● **Work to be completed**
Make an exact copy of the lines below.
########
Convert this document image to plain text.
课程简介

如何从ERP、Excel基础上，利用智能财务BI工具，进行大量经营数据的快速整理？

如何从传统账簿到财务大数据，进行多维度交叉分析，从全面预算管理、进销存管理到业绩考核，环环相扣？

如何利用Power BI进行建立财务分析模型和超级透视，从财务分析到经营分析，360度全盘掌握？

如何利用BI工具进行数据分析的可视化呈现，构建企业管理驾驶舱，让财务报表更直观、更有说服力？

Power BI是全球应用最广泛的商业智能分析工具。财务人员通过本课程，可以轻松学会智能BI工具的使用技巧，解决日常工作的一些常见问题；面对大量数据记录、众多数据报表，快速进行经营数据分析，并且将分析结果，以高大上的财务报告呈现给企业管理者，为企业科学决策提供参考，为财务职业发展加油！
########
● **Task answer**
Convert this document image to plain text.
课程简介

如何从ERP、Excel基础上，利用智能财务BI工具，进行大量经营数据的快速整理？

如何从传统账簿到财务大数据，进行多维度交叉分析，从全面预算管理、进销存管理到业绩考核，环环相扣？

如何利用Power BI进行建立财务分析模型和超级透视，从财务分析到经营分析，360度全盘掌握？

如何利用BI工具进行数据分析的可视化呈现，构建企业管理驾驶舱，让财务报表更直观、更有说服力？

Power BI是全球应用最广泛的商业智能分析工具。财务人员通过本课程，可以轻松学会智能BI工具的使用技巧，解决日常工作的一些常见问题；面对大量数据记录、众多数据报表，快速进行经营数据分析，并且将分析结果，以高大上的财务报告呈现给企业管理者，为企业科学决策提供参考，为财务职业发展加油！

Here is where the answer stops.